Через пятнадцать лет избранные переедут в Париж, а студия Олениной-д-Альгейм водворится в Passy, в маленьком особнячке, на улице Faustin-Helie.
Театр, балет, музыка.
Художественные выставки, вернисажи.
Третьяковская галлерея, Румянцевский музей, коллекции Щукина, — все это преодолено, отдано, гостям, приезжим, разинувшим рот провинциалам, коричневым епархиалкам, институтам благородных девиц под водительством непроницаемых наставниц в старомодных шляпках, с шифром на груди.
На смену пришел «Мир искусства», журнал и выставка молодых, новых, отважившихся, дерзнувших и дерзающих.
Вокруг них шум, спор, витии, «кипит словесная война».
Академические каноны опровергнуты.
Олимпу не по себе.
Новые созвездия на потрясённом небосклоне.
Рерих. Сомов. Стеллецкий. Сапунов.
Судейкин. Анисфельд. Арапов.
Петров-Водкин. Малютин.
Миллиоти. Машков. Кончаловский.
Наталья Гончарова. Юон. Ларионов.
Серов недавно умер, но обаяние его живо.
Есть поколения, которым непочтительность не к лицу.
Продолжают поклоняться Врубелю.
Похлопывают по плечу Константина Коровина.
Почитают Бенуа.
А еще больше Бакста.
Написанный им портрет Чехова уже принадлежит прошлому.
Теперь он живет в Париже, и в альманахах «Мира искусства» печатаются эскизы, декорации к «Пизанелле» Габриеле д-Аннунцио.
В постановке Мейерхольда, с Идой Рубинштейн в главной роли…
Чудак был Козьма Прутков, презрительно возгласив, что нельзя объять необъятное.
И не только необъятное можно объять, а и послесловие к нему.

• _ПУНКТ ЗАДАНИЯ_: Где, согласно фрагменту документа, водворится студия Олениной-д-Альгейм?

• _ФРАГМЕНТЫ СТРОК_:
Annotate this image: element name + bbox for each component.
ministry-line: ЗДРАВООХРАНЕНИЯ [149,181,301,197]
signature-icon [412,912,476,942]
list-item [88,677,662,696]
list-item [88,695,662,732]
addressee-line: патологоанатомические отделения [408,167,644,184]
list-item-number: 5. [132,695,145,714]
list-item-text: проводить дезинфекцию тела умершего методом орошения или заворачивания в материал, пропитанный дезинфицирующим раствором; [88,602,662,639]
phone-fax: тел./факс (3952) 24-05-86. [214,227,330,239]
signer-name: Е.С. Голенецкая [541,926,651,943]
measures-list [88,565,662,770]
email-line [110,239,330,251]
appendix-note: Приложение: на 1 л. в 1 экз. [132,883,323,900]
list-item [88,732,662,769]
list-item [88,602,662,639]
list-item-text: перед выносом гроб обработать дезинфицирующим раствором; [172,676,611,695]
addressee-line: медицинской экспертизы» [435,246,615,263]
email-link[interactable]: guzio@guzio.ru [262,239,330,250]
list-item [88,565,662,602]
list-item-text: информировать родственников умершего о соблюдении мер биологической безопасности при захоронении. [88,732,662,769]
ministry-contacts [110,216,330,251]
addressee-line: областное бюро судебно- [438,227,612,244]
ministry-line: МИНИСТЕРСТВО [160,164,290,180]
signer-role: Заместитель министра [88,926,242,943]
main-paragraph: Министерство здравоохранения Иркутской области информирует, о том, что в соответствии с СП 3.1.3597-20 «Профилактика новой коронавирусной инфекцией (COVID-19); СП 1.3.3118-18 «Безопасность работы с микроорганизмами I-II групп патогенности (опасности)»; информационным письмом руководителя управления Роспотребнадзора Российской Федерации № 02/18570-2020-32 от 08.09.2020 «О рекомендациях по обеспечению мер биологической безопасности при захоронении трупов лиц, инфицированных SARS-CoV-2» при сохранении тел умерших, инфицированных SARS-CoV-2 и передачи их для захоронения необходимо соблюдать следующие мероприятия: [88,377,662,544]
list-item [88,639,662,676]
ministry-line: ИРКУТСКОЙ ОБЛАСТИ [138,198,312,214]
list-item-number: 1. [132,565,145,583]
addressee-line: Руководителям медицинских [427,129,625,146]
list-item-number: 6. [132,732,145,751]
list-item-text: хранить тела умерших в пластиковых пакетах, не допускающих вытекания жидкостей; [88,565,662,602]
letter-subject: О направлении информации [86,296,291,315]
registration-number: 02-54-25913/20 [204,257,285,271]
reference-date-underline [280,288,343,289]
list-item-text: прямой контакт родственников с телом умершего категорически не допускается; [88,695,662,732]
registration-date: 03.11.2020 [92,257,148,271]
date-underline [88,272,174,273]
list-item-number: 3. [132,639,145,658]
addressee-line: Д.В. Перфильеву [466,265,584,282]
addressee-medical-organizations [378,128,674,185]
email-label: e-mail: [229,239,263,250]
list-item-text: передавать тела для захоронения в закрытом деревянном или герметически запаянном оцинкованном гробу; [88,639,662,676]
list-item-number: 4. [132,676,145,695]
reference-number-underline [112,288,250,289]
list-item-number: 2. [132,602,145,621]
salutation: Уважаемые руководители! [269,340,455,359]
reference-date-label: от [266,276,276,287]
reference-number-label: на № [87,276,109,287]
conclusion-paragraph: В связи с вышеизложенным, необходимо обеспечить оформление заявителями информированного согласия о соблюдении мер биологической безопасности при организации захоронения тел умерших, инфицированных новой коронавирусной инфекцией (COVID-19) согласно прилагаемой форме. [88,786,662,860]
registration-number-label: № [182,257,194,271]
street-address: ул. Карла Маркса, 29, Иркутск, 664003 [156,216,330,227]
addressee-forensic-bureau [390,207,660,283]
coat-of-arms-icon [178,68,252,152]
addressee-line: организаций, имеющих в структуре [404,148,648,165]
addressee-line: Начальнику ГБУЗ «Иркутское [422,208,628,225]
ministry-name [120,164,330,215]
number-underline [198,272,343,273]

• _РЕШЕНИЕ ЗАДАНИЯ_: В Passy, в маленьком особнячке на улице Faustin-Helie.